A Rede Social


Antes de falar mais sobre A Rede Social, acho curioso dizer que assim que o filme terminou, eu me dei conta que além deste, outros dois dos melhores filmes do ano lidaram com novas mídias e tecnologias em abordagens completamente diferentes, e igualmente válidas: Adoração (que só foi lançado no Brasil esse ano) e Scott Pilgrim Contra o Mundo. Parece que, finalmente, o cinema está conseguindo dialogar com o público sobre esses temas, e com talento.

E A Rede Social, novo filme de David Fincher usa a história do Facebook, a maior rede social do mundo para falar sobre alienação, inadequação social, solidão auto-imposta, assuntos dificilmente tocados quando se fala em mídias sociais, mas que estão sempre ali, escondidos de alguma forma, e aqui praticamente formam o caráter de Mark Zuckerberg. O filme acompanha a criação do Facebook, ao mesmo tempo em que mostra os processos que Zuckerberg enfrentou posteriormente: o de plágio por dois gêmeos que mostraram uma idéia similar a ele anteriormente e outro de Eduardo Saverin, co-criador do Facebook e ex-melhor (e único) amigo de Mark.
______________________________
◆ **Tarefas**
1. De acordo com o trecho sobre A Rede Social, quem dirigiu o filme?
2. Traduza para o inglês esta frase do trecho sobre A Rede Social: "Parece que, finalmente, o cinema está conseguindo dialogar com o público sobre esses temas, e com talento."
Os itens abaixo provêm de outra fonte.
______________________________
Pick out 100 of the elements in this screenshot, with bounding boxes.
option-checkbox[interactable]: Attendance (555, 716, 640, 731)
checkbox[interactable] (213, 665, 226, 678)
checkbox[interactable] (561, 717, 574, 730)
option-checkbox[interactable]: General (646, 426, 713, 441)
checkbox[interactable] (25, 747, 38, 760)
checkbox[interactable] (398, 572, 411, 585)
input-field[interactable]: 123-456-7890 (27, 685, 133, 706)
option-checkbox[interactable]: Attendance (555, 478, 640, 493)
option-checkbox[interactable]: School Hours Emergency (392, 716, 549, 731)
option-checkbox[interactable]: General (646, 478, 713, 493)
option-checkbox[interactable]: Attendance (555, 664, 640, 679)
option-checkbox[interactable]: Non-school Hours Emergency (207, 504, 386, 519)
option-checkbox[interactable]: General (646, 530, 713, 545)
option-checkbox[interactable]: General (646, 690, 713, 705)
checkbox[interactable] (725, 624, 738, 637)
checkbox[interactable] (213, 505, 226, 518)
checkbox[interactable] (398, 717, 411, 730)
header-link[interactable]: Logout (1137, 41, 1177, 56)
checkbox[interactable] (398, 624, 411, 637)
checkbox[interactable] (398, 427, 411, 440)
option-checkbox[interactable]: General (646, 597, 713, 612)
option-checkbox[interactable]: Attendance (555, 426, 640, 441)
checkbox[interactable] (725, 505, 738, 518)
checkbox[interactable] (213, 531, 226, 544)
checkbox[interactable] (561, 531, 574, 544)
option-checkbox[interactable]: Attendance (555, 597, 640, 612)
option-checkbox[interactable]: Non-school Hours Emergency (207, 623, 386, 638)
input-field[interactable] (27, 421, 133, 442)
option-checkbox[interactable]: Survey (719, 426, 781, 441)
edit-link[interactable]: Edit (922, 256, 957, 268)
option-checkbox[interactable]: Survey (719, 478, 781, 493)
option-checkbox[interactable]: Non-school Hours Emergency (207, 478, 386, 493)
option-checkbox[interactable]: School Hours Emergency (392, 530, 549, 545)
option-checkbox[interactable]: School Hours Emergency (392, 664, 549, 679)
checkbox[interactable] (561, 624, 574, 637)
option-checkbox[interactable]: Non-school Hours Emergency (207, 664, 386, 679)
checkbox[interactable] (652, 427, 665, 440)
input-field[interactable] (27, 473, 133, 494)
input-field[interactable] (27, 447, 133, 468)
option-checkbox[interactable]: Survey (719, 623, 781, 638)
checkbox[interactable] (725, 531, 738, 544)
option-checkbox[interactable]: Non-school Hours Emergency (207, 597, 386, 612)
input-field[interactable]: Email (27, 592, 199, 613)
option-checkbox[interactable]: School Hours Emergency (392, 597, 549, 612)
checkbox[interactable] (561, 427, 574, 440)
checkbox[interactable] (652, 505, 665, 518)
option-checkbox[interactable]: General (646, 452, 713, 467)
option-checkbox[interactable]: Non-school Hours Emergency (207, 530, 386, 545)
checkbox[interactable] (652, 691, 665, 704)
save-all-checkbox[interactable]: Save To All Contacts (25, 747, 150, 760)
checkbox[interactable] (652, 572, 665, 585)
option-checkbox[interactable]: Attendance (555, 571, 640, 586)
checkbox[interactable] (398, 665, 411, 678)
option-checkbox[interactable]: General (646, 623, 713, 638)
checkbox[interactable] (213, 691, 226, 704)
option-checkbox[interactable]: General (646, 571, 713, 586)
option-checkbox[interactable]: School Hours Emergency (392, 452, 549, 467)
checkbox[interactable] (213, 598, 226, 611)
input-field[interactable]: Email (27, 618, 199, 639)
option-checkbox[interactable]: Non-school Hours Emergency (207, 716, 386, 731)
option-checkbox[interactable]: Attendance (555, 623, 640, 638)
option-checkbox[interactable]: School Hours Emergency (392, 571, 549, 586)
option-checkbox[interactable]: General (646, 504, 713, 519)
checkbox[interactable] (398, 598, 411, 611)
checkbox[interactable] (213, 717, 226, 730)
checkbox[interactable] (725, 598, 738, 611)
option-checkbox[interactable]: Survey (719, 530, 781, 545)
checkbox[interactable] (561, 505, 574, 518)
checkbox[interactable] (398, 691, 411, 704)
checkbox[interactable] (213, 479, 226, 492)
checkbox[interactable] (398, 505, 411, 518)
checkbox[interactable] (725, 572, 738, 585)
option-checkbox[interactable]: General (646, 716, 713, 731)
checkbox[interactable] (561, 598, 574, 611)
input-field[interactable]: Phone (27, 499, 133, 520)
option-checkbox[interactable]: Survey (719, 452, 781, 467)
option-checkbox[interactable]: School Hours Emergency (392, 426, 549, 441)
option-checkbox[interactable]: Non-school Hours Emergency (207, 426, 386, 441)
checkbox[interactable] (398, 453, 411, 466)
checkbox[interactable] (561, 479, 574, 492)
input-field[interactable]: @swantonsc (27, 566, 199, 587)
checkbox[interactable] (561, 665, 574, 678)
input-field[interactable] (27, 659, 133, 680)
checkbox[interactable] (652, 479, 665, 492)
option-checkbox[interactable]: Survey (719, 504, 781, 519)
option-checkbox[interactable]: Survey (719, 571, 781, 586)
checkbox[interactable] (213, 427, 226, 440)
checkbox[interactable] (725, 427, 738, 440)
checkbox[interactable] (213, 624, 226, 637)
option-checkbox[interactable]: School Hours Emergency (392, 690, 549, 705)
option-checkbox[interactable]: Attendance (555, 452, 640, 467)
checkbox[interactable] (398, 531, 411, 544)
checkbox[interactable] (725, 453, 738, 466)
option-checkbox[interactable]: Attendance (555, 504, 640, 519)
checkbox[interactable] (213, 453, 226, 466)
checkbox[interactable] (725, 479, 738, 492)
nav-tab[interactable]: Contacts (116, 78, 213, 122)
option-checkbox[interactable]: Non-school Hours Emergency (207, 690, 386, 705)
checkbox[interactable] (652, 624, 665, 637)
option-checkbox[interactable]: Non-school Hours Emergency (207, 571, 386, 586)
______________________________
◆ **Respostas**
1. David Fincher.

2. It seems that, at last, cinema is managing to engage in dialogue with the audience about these topics, and with talent.